• [Text shown]
# Evaluating the KLD from posterior samples of cosmological parameters

_Alex I. Malz (GCCL@RUB)_

In [None]:
import matplotlib.pyplot as plt
import numpy as np
import os
import pickle as pkl
from scipy import stats as sps
import sys

We will begin with samples of $(w, \Omega_{m})$ pairs, where one set of samples is defined as the reference sample corresponding to a best-case scenario of a 100% pure SN Ia data set.

In [None]:
# # replace with reading in the data
# def measure(n, w_bar, w_sig, Omm_bar,Omm_sig):
#     "Measurement model, return two coupled measurements."
#     w = np.random.normal(loc=w_bar, scale=w_sig, size=n)
#     Omm = np.random.normal(loc=Omm_bar, scale=Omm_sig, size=n)
#     return w, Omm

def measure(path, cols):
    alldims = pkl.load(open(path, 'rb'))
    return [alldims[col] for col in cols]

In [None]:
refpath = '/media/RESSPECT/data/PLAsTiCC/SALT2mu_posteriors/perfect_classifier/chains_plasticc_perfect.pkl'
comppath = '/media/RESSPECT/data/PLAsTiCC/SALT2mu_posteriors/static/DDF/train_10/batch_10/UncSampling/chains/chains_loop_99.pkl'

In [None]:
# w_ref, Omm_ref = measure(1000, -1., 0.1, 0.5, 0.1)
# w_comp, Omm_comp = measure(1000, -1.1, 0.2, 0.25, 0.05)

[w_ref, Omm_ref] = measure(refpath, ['w', 'om'])
[w_comp, Omm_comp] = measure(comppath, ['w', 'om'])

[`chippr`](https://github.com/aimalz/chippr/) contains code for calculating the KLD of PDFs evaluated on a grid, so we start by fitting a 2D KDE to the samples.
The PDFs must be $\geq0$ over the entire range of the grid, so we make a grid based on the reference sample's range.

In [None]:
# replace with min and max of w, Omega in the set of reference samples
ngrid_x = 100
ngrid_y = 100
xmin = w_ref.min()
xmax = w_ref.max()
ymin = Omm_ref.min()
ymax = Omm_ref.max()

• [Set problem A]
In the listing below, extract the lines from the one with "list all visible" up to and including the one with "ui-dot[interactable] — [227, 435, 237, 445]", and repeat them exactly.

• [Element location data]
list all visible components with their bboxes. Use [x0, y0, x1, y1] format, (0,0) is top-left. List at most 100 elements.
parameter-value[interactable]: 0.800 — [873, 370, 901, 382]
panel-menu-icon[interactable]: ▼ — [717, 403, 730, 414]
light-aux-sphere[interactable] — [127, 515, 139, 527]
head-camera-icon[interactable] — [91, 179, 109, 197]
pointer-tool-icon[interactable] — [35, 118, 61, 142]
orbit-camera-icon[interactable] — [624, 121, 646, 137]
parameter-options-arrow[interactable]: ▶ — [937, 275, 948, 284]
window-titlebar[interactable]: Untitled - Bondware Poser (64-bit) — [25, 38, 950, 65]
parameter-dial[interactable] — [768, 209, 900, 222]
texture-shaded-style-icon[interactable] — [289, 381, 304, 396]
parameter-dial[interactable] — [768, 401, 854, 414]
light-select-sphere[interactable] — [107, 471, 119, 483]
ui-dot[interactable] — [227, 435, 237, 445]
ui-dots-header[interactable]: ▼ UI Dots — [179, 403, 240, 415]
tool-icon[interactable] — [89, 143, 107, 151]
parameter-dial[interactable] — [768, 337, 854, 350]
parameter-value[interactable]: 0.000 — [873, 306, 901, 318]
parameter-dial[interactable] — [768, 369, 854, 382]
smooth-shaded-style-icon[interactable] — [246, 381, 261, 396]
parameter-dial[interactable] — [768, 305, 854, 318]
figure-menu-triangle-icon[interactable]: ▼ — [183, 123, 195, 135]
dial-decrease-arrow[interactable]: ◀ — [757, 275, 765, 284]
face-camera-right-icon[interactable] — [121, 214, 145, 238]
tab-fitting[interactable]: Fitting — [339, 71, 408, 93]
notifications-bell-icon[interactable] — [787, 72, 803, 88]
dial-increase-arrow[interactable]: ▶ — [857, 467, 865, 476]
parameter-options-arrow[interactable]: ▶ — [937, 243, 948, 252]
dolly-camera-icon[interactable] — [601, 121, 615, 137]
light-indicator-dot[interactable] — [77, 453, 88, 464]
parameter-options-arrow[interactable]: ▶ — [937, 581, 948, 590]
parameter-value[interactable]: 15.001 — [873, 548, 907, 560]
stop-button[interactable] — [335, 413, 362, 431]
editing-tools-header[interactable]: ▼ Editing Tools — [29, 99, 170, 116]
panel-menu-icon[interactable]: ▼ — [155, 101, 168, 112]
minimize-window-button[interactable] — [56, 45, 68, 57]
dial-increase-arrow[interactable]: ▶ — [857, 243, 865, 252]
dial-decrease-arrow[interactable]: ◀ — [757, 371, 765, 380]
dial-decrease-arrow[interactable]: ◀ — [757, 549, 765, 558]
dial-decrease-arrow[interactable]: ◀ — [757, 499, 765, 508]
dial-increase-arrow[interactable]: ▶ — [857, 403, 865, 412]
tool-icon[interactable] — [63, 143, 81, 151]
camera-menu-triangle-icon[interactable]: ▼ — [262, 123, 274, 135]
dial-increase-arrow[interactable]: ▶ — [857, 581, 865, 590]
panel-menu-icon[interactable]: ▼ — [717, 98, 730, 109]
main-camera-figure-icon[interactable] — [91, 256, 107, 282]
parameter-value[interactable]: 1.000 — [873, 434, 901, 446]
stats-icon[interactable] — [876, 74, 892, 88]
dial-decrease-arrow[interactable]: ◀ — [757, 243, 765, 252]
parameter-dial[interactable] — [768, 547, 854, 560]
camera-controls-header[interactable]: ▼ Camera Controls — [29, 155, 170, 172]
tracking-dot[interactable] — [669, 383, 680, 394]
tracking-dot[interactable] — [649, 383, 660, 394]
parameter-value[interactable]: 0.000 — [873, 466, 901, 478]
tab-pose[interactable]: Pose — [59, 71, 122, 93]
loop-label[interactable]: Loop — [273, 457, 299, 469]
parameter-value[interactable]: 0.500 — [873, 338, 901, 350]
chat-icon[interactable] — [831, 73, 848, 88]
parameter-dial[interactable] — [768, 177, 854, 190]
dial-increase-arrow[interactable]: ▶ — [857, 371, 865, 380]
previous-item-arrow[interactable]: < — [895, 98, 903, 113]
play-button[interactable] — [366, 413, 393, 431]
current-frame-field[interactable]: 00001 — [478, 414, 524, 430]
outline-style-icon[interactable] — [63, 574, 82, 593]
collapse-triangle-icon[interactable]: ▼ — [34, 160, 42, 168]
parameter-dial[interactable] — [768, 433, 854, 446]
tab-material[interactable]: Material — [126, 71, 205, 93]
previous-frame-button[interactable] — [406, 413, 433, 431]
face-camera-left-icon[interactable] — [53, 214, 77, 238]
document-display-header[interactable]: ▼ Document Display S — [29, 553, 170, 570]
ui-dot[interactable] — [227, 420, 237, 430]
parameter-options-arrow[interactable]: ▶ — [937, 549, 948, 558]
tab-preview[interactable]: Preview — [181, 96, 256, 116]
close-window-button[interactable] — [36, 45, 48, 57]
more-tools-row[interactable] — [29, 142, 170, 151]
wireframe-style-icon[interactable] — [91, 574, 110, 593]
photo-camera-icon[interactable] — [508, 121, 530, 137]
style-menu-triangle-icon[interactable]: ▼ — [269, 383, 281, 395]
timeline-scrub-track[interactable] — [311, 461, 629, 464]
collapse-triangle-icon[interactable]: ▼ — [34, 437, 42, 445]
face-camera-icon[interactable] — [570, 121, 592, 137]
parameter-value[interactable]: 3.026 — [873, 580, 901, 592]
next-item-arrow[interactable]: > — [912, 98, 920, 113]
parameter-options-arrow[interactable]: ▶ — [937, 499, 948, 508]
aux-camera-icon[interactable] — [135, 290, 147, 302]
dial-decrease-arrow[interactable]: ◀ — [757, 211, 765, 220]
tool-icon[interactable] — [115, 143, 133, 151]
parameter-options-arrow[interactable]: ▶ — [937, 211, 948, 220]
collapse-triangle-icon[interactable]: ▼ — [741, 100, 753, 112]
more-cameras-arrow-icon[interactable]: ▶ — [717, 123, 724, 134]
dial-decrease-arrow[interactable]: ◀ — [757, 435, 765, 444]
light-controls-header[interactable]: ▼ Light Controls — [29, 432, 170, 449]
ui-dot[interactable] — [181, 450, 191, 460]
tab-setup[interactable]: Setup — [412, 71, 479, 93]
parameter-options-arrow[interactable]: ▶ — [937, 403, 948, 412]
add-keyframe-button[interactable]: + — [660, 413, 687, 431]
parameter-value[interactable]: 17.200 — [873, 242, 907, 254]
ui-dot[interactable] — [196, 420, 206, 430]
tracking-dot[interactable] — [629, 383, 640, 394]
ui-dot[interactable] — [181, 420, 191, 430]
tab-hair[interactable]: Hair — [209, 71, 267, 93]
...
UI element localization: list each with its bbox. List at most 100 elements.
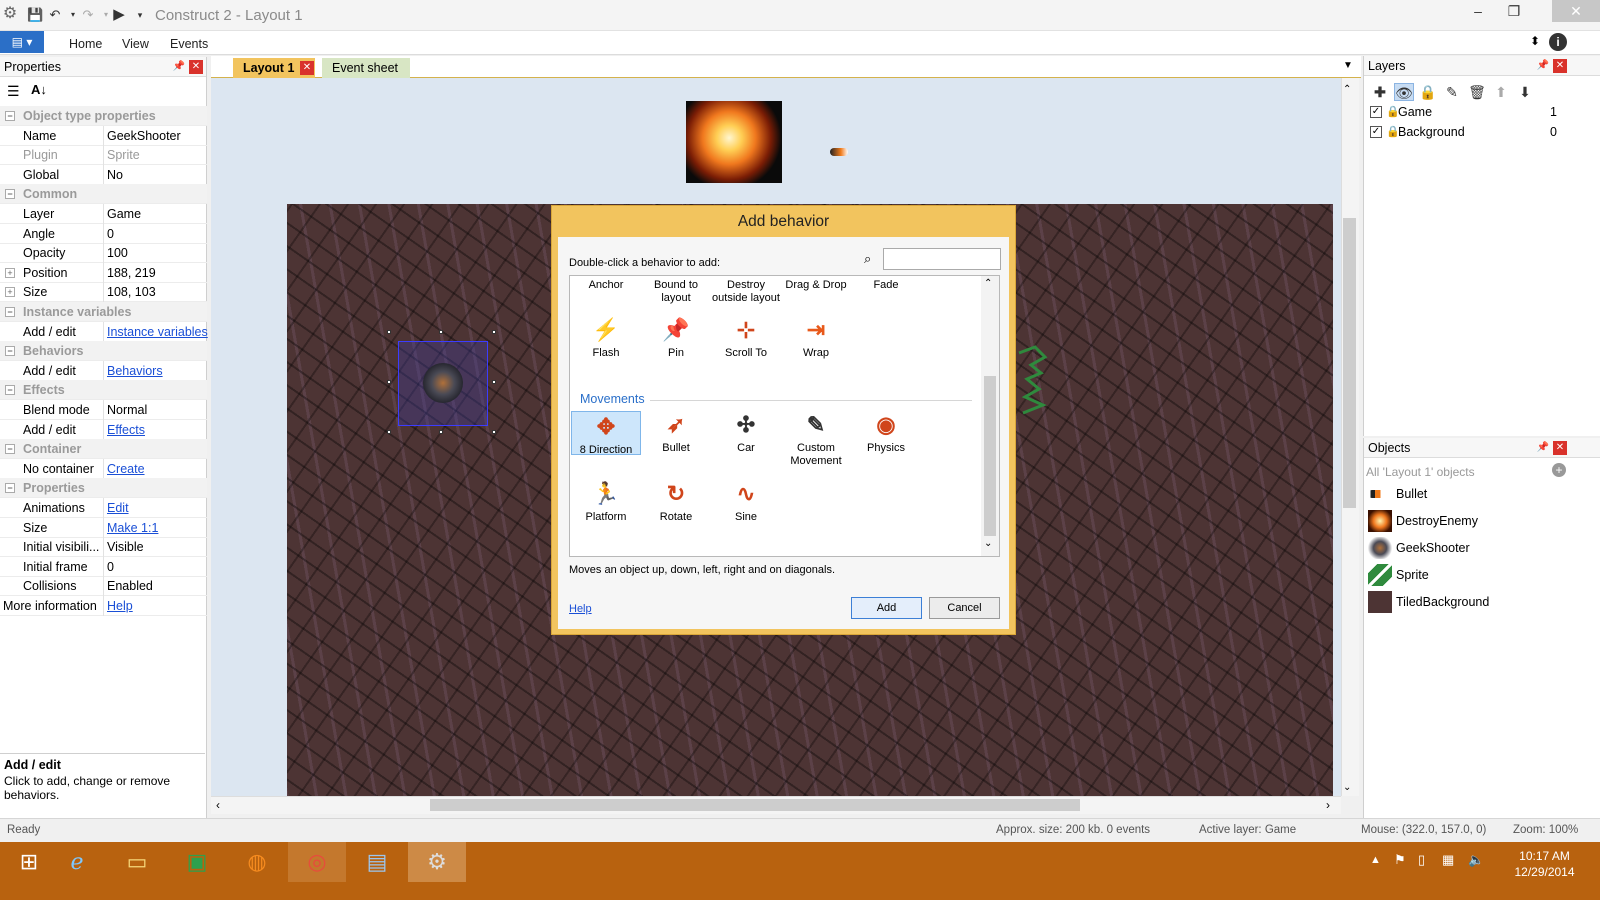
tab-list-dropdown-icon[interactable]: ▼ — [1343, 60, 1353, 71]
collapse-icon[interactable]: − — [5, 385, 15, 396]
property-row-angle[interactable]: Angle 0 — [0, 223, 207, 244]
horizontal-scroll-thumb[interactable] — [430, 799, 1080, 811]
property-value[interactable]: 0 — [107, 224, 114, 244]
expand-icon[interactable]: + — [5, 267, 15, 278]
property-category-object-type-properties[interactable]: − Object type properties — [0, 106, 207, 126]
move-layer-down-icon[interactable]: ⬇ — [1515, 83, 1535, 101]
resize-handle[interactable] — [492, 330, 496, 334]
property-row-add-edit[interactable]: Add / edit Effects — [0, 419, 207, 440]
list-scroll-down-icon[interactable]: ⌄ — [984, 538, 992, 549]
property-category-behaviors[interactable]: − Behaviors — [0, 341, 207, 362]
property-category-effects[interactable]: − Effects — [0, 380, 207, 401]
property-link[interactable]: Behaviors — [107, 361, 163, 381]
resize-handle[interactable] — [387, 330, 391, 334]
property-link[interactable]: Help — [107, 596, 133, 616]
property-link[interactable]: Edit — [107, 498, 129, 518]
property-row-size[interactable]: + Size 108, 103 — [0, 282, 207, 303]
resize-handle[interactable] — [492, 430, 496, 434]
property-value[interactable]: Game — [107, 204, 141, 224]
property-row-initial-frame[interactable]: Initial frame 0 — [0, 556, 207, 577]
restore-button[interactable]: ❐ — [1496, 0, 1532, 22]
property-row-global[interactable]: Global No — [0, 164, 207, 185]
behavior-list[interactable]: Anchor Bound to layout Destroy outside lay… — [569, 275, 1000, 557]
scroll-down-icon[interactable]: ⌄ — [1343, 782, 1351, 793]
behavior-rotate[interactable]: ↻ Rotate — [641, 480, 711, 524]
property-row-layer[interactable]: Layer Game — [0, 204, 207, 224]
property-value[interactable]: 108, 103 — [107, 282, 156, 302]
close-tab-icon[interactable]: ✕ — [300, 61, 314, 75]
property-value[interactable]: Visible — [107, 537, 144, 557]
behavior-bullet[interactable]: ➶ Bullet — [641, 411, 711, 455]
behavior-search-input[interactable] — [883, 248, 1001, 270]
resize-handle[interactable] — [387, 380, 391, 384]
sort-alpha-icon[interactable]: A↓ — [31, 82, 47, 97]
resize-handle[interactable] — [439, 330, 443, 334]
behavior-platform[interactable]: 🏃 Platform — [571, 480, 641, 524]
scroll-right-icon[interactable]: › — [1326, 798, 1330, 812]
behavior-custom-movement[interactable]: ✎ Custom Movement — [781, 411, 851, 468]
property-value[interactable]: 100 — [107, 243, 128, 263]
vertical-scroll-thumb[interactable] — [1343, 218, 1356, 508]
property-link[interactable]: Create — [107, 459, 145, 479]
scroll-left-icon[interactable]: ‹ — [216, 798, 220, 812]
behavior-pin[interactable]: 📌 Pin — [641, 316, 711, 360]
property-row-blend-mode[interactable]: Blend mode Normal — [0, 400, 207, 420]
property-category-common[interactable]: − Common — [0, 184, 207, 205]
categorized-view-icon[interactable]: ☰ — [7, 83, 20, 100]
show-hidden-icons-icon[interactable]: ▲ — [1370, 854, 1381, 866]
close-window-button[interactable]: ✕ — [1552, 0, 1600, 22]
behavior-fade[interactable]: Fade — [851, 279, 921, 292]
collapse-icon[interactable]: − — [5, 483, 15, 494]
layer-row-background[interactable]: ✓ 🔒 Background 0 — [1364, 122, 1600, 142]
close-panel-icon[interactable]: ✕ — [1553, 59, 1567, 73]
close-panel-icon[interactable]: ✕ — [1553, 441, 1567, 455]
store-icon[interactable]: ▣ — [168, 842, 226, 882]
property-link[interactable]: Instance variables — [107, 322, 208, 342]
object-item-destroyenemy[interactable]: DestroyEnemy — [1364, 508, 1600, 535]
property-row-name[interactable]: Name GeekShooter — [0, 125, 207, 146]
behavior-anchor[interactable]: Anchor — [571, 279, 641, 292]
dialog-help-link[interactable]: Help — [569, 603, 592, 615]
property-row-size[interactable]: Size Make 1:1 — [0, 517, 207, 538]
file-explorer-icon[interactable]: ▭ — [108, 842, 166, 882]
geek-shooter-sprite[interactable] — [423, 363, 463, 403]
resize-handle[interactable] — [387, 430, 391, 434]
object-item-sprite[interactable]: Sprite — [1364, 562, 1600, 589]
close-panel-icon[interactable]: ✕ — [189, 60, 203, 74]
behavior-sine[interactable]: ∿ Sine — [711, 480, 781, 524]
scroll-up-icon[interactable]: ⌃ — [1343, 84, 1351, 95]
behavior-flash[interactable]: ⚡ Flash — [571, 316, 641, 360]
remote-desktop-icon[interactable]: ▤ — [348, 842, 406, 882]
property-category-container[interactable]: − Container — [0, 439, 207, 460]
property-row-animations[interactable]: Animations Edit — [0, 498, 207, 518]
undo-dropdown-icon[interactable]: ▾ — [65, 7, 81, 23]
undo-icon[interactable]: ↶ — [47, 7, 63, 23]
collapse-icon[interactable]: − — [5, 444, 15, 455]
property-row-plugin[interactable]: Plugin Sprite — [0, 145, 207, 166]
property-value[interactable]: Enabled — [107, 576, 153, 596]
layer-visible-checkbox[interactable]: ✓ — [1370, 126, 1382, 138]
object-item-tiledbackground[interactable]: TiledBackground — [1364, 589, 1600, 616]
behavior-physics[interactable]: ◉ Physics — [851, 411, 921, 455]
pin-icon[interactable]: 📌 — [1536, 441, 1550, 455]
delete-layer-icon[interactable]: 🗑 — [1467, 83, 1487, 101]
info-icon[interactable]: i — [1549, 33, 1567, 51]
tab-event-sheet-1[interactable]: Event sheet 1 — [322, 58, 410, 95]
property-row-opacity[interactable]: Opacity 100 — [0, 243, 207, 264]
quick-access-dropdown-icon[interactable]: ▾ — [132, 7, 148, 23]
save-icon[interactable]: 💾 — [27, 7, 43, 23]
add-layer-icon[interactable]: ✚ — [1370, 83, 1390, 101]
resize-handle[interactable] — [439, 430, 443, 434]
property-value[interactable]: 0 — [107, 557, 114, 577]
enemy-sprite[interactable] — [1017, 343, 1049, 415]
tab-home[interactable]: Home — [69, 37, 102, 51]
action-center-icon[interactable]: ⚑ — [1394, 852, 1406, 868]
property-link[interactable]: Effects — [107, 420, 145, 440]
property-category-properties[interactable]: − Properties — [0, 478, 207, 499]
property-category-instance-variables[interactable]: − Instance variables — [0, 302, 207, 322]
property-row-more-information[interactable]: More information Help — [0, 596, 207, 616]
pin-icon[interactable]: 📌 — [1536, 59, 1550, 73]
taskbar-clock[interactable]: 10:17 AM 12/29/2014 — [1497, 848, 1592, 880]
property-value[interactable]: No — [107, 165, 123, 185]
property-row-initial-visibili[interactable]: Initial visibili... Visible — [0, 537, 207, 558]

• [Set problem B]
From the notebook on the KLD of cosmological parameter samples, copy the passage from "[w_ref, Omm_ref] = measure(refpath, ['w', 'om'])" up to and including "ymin = Omm_ref.min()" word for word.

• [Answer A]
list all visible components with their bboxes. Use [x0, y0, x1, y1] format, (0,0) is top-left. List at most 100 elements.
parameter-value[interactable]: 0.800 — [873, 370, 901, 382]
panel-menu-icon[interactable]: ▼ — [717, 403, 730, 414]
light-aux-sphere[interactable] — [127, 515, 139, 527]
head-camera-icon[interactable] — [91, 179, 109, 197]
pointer-tool-icon[interactable] — [35, 118, 61, 142]
orbit-camera-icon[interactable] — [624, 121, 646, 137]
parameter-options-arrow[interactable]: ▶ — [937, 275, 948, 284]
window-titlebar[interactable]: Untitled - Bondware Poser (64-bit) — [25, 38, 950, 65]
parameter-dial[interactable] — [768, 209, 900, 222]
texture-shaded-style-icon[interactable] — [289, 381, 304, 396]
parameter-dial[interactable] — [768, 401, 854, 414]
light-select-sphere[interactable] — [107, 471, 119, 483]
ui-dot[interactable] — [227, 435, 237, 445]

• [Answer B]
[w_ref, Omm_ref] = measure(refpath, ['w', 'om'])
[w_comp, Omm_comp] = measure(comppath, ['w', 'om'])

[`chippr`](https://github.com/aimalz/chippr/) contains code for calculating the KLD of PDFs evaluated on a grid, so we start by fitting a 2D KDE to the samples.
The PDFs must be $\geq0$ over the entire range of the grid, so we make a grid based on the reference sample's range.

In [None]:
# replace with min and max of w, Omega in the set of reference samples
ngrid_x = 100
ngrid_y = 100
xmin = w_ref.min()
xmax = w_ref.max()
ymin = Omm_ref.min()